### Given request
Render the items from the very first line through the line containing "add-bookmark-icon[interactable] bbox=[49, 83, 65, 101]", including both ends, as a Markdown table. Use the columns Row and Line: give each line's sequence number under Row and the line itself under Line, skipping any blank lines.

### Material for this task
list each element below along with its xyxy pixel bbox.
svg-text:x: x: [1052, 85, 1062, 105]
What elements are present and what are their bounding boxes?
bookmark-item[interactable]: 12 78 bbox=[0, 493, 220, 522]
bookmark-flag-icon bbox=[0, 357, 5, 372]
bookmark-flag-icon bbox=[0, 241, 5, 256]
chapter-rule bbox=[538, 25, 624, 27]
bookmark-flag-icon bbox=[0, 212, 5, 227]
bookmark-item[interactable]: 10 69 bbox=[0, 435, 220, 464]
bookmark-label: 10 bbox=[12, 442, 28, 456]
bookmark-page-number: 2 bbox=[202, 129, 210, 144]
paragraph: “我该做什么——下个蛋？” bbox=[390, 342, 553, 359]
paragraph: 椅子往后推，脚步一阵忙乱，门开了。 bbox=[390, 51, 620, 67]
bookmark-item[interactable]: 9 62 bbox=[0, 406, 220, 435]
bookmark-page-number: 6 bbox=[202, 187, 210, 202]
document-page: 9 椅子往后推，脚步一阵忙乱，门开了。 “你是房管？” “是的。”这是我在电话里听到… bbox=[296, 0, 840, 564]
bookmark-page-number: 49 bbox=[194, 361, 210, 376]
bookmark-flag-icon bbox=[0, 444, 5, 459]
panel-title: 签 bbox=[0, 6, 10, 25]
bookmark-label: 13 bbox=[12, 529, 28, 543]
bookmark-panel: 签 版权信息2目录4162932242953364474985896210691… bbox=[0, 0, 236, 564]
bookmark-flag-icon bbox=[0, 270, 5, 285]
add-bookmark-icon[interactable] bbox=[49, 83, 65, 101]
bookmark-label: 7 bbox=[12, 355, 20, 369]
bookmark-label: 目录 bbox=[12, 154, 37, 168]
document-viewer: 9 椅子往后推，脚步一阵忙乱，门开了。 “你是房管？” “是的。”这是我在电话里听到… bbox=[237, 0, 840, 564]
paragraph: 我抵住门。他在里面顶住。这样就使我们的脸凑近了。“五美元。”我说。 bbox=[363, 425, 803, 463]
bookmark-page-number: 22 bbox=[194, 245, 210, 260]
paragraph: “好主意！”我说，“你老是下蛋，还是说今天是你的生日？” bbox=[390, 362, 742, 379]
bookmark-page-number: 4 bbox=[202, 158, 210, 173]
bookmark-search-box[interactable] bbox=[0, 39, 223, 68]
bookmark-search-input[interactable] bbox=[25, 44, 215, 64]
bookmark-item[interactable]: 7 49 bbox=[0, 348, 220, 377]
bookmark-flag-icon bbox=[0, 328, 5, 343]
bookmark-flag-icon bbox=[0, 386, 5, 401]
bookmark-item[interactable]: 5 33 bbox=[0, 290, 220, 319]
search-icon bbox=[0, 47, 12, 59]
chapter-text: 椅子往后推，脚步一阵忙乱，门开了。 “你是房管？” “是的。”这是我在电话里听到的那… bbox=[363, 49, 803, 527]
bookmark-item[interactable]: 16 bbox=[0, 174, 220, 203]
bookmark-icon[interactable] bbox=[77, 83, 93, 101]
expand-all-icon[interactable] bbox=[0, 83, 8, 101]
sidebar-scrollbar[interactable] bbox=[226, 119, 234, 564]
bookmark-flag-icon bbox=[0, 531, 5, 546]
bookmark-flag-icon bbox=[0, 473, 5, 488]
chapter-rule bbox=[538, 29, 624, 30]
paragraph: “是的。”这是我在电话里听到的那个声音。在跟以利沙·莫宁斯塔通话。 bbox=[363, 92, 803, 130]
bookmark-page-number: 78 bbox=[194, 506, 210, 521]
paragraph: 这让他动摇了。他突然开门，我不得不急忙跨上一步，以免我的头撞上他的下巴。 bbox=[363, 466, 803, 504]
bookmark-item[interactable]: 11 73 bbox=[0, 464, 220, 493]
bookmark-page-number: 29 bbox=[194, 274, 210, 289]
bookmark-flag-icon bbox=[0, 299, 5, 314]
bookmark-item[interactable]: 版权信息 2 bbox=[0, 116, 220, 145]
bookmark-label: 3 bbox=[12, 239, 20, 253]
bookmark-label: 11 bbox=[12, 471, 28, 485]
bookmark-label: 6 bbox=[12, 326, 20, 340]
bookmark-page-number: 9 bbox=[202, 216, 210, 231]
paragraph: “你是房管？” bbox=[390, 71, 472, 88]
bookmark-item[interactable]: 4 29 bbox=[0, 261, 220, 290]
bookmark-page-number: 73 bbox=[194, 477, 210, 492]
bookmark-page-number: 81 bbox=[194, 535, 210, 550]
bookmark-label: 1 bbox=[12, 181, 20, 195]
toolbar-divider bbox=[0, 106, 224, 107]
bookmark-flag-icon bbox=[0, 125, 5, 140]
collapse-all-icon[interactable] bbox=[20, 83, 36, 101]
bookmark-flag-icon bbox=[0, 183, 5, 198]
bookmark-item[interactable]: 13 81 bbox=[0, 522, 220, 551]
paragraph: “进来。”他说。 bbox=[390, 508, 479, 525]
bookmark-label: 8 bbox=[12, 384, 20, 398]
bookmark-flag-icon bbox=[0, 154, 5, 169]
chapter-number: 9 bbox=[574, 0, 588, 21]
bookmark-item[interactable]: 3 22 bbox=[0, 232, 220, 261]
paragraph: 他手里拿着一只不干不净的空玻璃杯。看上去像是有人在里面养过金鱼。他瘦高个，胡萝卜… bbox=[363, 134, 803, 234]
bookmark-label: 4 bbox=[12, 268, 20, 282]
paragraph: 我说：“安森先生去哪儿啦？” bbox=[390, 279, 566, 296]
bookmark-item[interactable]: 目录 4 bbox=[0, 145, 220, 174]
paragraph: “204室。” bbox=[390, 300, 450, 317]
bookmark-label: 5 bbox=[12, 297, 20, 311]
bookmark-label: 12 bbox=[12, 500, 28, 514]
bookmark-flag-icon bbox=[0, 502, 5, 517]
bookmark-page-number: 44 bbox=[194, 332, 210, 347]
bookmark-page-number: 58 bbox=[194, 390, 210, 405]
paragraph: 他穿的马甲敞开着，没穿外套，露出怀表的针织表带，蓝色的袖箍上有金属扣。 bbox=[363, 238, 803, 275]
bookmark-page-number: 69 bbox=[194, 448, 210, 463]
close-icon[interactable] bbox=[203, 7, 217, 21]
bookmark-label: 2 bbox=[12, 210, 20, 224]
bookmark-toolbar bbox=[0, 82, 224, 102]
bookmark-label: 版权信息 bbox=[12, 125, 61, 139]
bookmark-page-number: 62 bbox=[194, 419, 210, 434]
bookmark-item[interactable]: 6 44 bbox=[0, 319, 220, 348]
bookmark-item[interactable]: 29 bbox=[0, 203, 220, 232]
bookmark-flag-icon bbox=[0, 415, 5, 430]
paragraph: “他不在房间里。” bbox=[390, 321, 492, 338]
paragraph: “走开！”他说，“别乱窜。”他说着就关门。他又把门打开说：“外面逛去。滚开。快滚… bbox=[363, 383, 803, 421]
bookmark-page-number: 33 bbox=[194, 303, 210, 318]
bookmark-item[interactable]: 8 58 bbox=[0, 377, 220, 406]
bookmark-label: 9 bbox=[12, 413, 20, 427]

### Output
| Row | Line |
|---|---|
| 1 | list each element below along with its xyxy pixel bbox. |
| 2 | svg-text:x: x: [1052, 85, 1062, 105] |
| 3 | What elements are present and what are their bounding boxes? |
| 4 | bookmark-item[interactable]: 12 78 bbox=[0, 493, 220, 522] |
| 5 | bookmark-flag-icon bbox=[0, 357, 5, 372] |
| 6 | bookmark-flag-icon bbox=[0, 241, 5, 256] |
| 7 | chapter-rule bbox=[538, 25, 624, 27] |
| 8 | bookmark-flag-icon bbox=[0, 212, 5, 227] |
| 9 | bookmark-item[interactable]: 10 69 bbox=[0, 435, 220, 464] |
| 10 | bookmark-label: 10 bbox=[12, 442, 28, 456] |
| 11 | bookmark-page-number: 2 bbox=[202, 129, 210, 144] |
| 12 | paragraph: “我该做什么——下个蛋？” bbox=[390, 342, 553, 359] |
| 13 | paragraph: 椅子往后推，脚步一阵忙乱，门开了。 bbox=[390, 51, 620, 67] |
| 14 | bookmark-item[interactable]: 9 62 bbox=[0, 406, 220, 435] |
| 15 | bookmark-page-number: 6 bbox=[202, 187, 210, 202] |
| 16 | document-page: 9 椅子往后推，脚步一阵忙乱，门开了。 “你是房管？” “是的。”这是我在电话里听到… bbox=[296, 0, 840, 564] |
| 17 | bookmark-page-number: 49 bbox=[194, 361, 210, 376] |
| 18 | bookmark-flag-icon bbox=[0, 444, 5, 459] |
| 19 | panel-title: 签 bbox=[0, 6, 10, 25] |
| 20 | bookmark-label: 13 bbox=[12, 529, 28, 543] |
| 21 | bookmark-panel: 签 版权信息2目录4162932242953364474985896210691… bbox=[0, 0, 236, 564] |
| 22 | bookmark-flag-icon bbox=[0, 270, 5, 285] |
| 23 | add-bookmark-icon[interactable] bbox=[49, 83, 65, 101] |